- [Task prompt]:
Write every line out verbatim and omit the pictures.

- [Dataset content]:

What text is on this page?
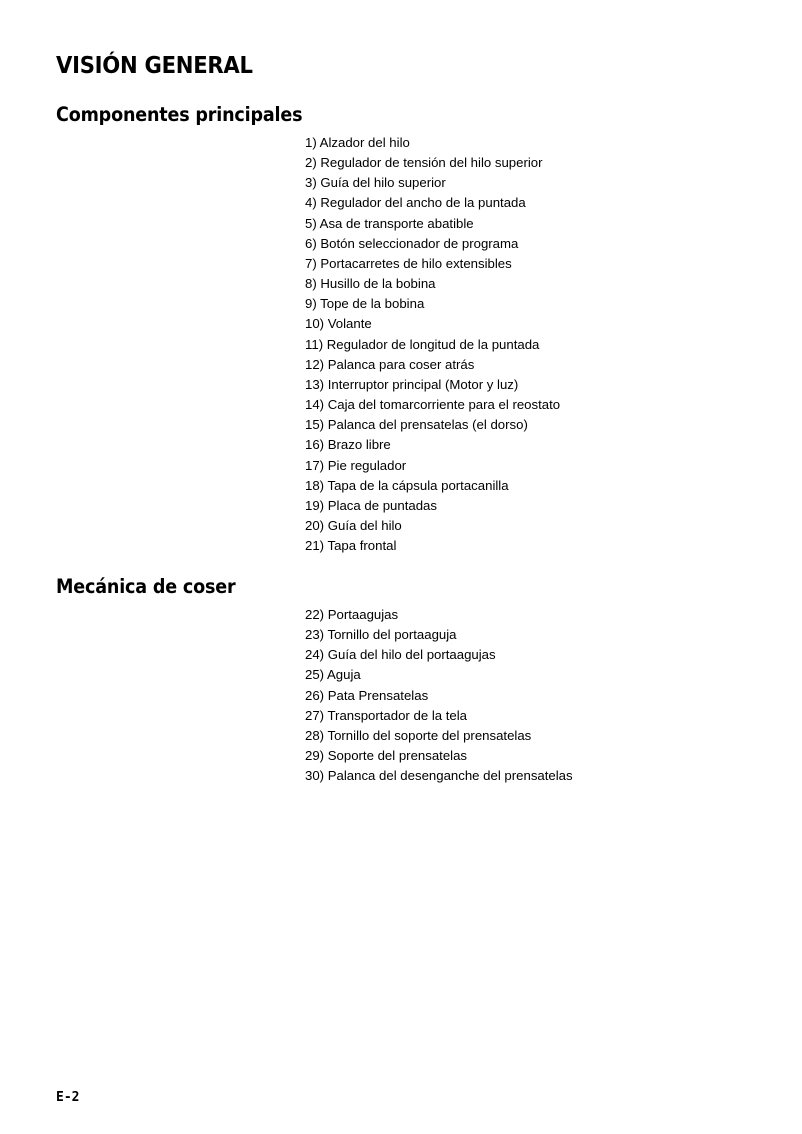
VISIÓN GENERAL
Componentes principales
1) Alzador del hilo
2) Regulador de tensión del hilo superior
3) Guía del hilo superior
4) Regulador del ancho de la puntada
5) Asa de transporte abatible
6) Botón seleccionador de programa
7) Portacarretes de hilo extensibles
8) Husillo de la bobina
9) Tope de la bobina
10) Volante
11) Regulador de longitud de la puntada
12) Palanca para coser atrás
13) Interruptor principal (Motor y luz)
14) Caja del tomarcorriente para el reostato
15) Palanca del prensatelas (el dorso)
16) Brazo libre
17) Pie regulador
18) Tapa de la cápsula portacanilla
19) Placa de puntadas
20) Guía del hilo
21) Tapa frontal
Mecánica de coser
22) Portaagujas
23) Tornillo del portaaguja
24) Guía del hilo del portaagujas
25) Aguja
26) Pata Prensatelas
27) Transportador de la tela
28) Tornillo del soporte del prensatelas
29) Soporte del prensatelas
30) Palanca del desenganche del prensatelas
E-2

- [Completed task]:
What text is on this page?
VISIÓN GENERAL
Componentes principales
1) Alzador del hilo
2) Regulador de tensión del hilo superior
3) Guía del hilo superior
4) Regulador del ancho de la puntada
5) Asa de transporte abatible
6) Botón seleccionador de programa
7) Portacarretes de hilo extensibles
8) Husillo de la bobina
9) Tope de la bobina
10) Volante
11) Regulador de longitud de la puntada
12) Palanca para coser atrás
13) Interruptor principal (Motor y luz)
14) Caja del tomarcorriente para el reostato
15) Palanca del prensatelas (el dorso)
16) Brazo libre
17) Pie regulador
18) Tapa de la cápsula portacanilla
19) Placa de puntadas
20) Guía del hilo
21) Tapa frontal
Mecánica de coser
22) Portaagujas
23) Tornillo del portaaguja
24) Guía del hilo del portaagujas
25) Aguja
26) Pata Prensatelas
27) Transportador de la tela
28) Tornillo del soporte del prensatelas
29) Soporte del prensatelas
30) Palanca del desenganche del prensatelas
E-2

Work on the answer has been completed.